• [Excerpt to read]:

[Start]

How to calculate the number of paths of minimum length possible a knight can take to get from one corner of a chess board to the opposite one?

Question

I've written a small Python script to give me the least number of moves it takes a knight to get from one square to any other on a $n{*}n$ chess board.

But then I've wondered how many paths the knight can take from one corner to the opposite one that use the minimal number of moves (i.e. on any $n{*}n$ board in $2*\Big\lceil{\frac{n-1}{3}}\Big\rceil$ moves, e.g. on a $8{*}8$ board in 6 moves).

So, I added another function to the code to "calculate" exactly that number by doing all possible paths from the opposite corner to the start where every step involves a decrease in the minimum number of moves needed to get to that square (which is calculated beforehand with the other function I mentioned at the beginning).

By now I have values for all $n$ from $1$ to $34$ (attached the list below). As you can see, the values get pretty big, which means it takes really long to calculate them using "brute-force" methods. Do you know of any way to calculate that number without the need of a computer trying all the possibilities?

Answer 1

The exact formula for the answer depends on $n \bmod 3$:

• When $n=3k$, there are $(4k-4)\binom{2k-1}{k-2}$ shortest paths, which have length $2k$.
• When $n=3k+1$, there are $\binom{2k}{k}$ shortest paths, which have length $2k$.

[End]

• [Dataset rows]:

[Start]

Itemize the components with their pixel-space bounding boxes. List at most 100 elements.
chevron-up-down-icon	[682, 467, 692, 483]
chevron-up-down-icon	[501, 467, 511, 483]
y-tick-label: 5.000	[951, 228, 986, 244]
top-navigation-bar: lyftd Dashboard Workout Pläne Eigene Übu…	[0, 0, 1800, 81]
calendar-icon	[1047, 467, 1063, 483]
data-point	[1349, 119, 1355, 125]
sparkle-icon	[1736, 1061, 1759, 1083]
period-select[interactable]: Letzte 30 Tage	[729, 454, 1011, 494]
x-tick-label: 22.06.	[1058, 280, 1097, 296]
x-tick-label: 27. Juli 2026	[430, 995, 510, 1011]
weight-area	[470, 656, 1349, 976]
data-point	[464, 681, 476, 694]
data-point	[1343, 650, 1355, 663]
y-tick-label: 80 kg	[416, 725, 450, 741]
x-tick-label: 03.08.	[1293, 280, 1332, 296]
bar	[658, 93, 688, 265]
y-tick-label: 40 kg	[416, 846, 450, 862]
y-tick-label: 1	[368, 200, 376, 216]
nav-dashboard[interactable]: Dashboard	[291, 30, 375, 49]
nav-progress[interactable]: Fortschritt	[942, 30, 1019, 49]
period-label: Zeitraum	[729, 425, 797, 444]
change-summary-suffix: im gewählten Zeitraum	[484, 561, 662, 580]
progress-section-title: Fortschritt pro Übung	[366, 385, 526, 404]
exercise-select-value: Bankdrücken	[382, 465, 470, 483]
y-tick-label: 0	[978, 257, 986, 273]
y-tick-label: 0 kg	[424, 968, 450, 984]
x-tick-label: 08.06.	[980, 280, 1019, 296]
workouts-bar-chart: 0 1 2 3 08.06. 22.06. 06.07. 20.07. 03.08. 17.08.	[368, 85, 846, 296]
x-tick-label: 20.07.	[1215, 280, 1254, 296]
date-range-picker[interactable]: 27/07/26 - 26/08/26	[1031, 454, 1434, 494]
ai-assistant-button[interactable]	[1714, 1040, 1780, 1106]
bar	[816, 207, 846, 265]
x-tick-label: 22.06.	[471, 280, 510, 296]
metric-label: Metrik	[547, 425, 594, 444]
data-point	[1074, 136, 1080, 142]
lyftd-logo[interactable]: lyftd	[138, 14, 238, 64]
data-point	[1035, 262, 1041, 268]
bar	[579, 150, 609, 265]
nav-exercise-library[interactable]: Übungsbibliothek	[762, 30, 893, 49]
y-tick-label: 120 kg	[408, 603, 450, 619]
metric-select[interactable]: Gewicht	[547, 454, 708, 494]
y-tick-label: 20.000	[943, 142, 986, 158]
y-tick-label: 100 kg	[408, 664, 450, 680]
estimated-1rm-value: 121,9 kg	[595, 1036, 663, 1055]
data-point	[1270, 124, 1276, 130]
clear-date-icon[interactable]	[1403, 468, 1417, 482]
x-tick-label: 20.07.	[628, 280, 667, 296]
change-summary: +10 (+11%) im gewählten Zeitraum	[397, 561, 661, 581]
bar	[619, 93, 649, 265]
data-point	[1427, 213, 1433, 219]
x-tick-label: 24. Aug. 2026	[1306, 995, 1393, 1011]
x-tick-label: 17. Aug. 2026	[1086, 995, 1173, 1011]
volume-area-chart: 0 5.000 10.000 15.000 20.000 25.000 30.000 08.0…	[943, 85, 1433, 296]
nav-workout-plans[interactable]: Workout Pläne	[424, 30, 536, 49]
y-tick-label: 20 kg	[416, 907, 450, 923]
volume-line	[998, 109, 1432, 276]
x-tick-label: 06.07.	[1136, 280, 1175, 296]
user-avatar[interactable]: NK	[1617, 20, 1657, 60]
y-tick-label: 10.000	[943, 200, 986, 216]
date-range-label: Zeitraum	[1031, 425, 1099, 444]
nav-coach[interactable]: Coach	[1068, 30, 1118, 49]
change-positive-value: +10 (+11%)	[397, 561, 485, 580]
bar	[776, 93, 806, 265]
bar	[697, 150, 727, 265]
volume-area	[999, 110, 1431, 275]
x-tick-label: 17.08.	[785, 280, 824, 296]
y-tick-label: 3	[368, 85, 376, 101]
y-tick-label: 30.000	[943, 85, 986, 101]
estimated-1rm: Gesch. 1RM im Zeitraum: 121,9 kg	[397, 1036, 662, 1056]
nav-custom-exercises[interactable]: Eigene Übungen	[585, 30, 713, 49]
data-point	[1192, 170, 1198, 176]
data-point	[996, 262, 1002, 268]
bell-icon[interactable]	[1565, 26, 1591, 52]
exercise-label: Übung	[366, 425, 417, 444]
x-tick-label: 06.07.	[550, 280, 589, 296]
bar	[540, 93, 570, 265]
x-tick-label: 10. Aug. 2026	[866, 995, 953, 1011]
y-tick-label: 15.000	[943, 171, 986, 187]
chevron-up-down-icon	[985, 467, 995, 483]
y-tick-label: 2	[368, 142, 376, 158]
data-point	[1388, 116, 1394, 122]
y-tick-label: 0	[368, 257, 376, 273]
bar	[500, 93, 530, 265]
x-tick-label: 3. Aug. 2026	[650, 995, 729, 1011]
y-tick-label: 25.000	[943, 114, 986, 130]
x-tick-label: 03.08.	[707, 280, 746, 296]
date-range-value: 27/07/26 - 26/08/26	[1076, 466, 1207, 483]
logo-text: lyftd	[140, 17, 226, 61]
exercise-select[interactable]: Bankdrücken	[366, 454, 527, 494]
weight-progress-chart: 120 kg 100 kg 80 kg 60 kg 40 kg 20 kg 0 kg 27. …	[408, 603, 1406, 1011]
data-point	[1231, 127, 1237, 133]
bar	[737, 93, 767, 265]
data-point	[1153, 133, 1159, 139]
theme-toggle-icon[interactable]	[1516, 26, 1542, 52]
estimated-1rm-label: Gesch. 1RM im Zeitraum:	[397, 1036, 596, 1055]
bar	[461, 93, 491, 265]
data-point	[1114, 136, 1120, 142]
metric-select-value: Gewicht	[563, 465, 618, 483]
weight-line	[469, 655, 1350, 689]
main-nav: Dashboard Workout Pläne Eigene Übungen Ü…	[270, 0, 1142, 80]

[End]

• [List of tasks]:
- 1) Copy the text from the knight-paths thread between "How to calculate" and "at the beginning).", inclusive.
- 2) According to the knight-paths thread, for which values of n does the person asking already have results?

• [Solutions for each task]:
- 1)
How to calculate the number of paths of minimum length possible a knight can take to get from one corner of a chess board to the opposite one?

Question

I've written a small Python script to give me the least number of moves it takes a knight to get from one square to any other on a $n{*}n$ chess board.

But then I've wondered how many paths the knight can take from one corner to the opposite one that use the minimal number of moves (i.e. on any $n{*}n$ board in $2*\Big\lceil{\frac{n-1}{3}}\Big\rceil$ moves, e.g. on a $8{*}8$ board in 6 moves).

So, I added another function to the code to "calculate" exactly that number by doing all possible paths from the opposite corner to the start where every step involves a decrease in the minimum number of moves needed to get to that square (which is calculated beforehand with the other function I mentioned at the beginning).

- 2) For all n from 1 to 34.